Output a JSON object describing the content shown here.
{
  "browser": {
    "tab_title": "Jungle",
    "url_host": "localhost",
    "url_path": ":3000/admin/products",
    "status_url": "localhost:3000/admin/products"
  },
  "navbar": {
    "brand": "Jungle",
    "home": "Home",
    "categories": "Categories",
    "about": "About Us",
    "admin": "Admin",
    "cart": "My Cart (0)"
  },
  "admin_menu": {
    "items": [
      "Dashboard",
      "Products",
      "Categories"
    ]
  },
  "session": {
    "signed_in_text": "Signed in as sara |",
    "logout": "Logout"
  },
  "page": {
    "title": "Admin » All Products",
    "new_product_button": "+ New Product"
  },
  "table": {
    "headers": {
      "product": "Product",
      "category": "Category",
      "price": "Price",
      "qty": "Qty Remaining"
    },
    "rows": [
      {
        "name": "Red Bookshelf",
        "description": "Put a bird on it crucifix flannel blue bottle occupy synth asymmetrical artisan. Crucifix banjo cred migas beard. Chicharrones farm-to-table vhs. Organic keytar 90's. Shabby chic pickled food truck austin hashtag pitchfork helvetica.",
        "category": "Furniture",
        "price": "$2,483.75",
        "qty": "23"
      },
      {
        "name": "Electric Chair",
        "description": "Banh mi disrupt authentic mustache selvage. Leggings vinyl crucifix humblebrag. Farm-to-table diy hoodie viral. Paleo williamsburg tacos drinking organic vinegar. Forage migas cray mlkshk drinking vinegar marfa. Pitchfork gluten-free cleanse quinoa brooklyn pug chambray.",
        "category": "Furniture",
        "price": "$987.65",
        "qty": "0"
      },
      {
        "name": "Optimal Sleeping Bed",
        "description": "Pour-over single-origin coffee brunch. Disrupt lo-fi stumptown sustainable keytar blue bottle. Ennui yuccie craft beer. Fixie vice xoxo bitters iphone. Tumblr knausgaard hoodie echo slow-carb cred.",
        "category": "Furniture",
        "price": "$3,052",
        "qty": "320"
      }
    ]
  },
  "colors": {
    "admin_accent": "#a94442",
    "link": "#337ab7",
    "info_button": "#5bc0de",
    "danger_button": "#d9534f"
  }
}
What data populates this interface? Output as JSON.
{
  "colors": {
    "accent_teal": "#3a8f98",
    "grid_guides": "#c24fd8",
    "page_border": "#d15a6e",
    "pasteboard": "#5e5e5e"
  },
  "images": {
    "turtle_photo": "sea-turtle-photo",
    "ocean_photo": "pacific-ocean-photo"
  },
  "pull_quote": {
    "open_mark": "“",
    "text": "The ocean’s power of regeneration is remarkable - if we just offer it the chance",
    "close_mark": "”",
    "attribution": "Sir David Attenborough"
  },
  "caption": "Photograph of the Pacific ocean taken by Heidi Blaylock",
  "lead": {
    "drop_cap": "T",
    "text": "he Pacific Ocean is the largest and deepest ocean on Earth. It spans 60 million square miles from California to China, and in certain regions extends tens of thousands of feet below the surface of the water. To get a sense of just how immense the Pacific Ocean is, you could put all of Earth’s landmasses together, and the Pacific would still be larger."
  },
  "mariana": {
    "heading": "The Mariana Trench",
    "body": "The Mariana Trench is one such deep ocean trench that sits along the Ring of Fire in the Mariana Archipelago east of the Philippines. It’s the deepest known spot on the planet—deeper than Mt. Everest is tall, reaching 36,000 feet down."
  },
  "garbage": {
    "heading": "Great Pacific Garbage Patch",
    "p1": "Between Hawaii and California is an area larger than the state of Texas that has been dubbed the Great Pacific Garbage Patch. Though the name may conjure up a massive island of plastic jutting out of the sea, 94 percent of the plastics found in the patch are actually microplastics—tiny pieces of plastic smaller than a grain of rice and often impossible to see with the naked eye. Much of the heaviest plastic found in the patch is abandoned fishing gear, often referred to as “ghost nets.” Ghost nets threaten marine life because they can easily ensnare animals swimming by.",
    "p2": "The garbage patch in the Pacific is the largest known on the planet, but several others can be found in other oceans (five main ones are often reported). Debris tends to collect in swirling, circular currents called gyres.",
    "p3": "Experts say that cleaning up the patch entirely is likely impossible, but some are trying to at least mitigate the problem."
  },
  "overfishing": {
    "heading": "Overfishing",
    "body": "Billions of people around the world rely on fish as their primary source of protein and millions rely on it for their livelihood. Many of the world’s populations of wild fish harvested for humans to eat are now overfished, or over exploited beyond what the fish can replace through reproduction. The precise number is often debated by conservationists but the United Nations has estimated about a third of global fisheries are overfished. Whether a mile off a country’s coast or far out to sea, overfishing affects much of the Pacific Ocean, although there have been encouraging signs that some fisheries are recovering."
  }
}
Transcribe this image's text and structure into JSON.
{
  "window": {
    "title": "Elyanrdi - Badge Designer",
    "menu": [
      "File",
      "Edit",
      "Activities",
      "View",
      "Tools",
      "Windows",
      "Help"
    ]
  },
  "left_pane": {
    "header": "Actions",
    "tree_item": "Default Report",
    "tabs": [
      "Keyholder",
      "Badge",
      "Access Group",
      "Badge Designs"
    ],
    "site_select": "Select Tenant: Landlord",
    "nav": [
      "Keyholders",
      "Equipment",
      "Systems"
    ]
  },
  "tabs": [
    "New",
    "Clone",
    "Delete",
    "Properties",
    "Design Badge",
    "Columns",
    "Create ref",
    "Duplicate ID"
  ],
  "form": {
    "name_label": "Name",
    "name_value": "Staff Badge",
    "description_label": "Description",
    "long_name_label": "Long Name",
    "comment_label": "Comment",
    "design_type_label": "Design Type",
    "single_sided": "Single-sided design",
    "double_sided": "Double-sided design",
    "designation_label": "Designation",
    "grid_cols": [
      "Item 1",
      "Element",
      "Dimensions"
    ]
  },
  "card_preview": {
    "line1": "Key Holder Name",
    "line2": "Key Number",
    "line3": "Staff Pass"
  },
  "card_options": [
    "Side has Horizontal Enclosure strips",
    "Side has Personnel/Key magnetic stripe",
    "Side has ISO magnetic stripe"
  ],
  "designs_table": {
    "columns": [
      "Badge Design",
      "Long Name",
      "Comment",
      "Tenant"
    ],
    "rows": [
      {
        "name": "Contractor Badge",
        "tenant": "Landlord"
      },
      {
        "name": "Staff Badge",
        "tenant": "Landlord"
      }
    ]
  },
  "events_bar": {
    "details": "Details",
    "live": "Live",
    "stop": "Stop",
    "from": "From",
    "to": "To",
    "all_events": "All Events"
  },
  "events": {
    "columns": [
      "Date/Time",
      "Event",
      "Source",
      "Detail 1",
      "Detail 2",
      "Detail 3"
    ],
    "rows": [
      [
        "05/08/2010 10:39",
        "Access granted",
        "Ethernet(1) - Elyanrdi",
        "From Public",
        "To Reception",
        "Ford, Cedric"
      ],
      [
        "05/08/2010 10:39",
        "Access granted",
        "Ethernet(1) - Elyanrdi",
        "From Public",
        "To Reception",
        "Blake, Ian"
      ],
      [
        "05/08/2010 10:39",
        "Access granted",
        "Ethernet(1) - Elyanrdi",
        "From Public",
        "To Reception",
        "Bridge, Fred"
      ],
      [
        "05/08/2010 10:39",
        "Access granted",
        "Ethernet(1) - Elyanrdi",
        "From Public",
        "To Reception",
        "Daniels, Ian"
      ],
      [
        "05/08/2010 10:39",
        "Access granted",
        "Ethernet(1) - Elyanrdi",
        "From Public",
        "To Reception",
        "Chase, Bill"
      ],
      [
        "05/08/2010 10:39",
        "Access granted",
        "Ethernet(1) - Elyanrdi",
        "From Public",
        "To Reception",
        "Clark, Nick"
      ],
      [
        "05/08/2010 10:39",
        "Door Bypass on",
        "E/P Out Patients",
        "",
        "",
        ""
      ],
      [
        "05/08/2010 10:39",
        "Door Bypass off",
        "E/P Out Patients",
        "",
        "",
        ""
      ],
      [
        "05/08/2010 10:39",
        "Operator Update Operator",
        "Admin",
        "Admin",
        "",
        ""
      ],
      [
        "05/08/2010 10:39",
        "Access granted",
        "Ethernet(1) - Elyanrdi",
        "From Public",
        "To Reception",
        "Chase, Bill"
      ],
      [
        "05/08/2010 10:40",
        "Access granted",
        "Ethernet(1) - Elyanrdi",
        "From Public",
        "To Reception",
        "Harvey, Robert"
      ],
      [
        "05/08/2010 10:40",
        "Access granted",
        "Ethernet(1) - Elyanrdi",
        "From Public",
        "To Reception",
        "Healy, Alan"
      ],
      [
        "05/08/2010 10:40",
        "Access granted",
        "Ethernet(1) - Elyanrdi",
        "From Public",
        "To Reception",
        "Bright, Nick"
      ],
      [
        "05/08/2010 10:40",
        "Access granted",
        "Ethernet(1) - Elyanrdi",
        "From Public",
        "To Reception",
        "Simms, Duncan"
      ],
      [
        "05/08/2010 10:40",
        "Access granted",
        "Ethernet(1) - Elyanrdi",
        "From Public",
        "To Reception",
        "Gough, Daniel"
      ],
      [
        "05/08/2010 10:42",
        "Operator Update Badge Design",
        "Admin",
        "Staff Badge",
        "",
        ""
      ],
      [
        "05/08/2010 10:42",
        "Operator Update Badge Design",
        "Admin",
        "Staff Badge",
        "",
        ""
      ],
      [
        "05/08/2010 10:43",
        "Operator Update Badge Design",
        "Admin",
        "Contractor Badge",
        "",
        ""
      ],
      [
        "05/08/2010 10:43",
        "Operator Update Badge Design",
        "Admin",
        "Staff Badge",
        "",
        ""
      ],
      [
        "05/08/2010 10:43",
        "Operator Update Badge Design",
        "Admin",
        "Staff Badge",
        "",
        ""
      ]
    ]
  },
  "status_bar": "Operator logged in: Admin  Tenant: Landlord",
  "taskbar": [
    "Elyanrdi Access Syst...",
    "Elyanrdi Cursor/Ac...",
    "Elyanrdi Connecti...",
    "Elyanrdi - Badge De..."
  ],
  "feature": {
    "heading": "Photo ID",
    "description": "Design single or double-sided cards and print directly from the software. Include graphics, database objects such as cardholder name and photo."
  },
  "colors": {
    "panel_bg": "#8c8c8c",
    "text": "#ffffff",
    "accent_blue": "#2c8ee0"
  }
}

## INSTRUCTIONS FOR THE TASK
All lines of the records above that contain the word "Great" are to be copied out.

## ANSWER AREA
    "heading": "Great Pacific Garbage Patch",
    "p1": "Between Hawaii and California is an area larger than the state of Texas that has been dubbed the Great Pacific Garbage Patch. Though the name may conjure up a massive island of plastic jutting out of the sea, 94 percent of the plastics found in the patch are actually microplastics—tiny pieces of plastic smaller than a grain of rice and often impossible to see with the naked eye. Much of the heaviest plastic found in the patch is abandoned fishing gear, often referred to as “ghost nets.” Ghost nets threaten marine life because they can easily ensnare animals swimming by.",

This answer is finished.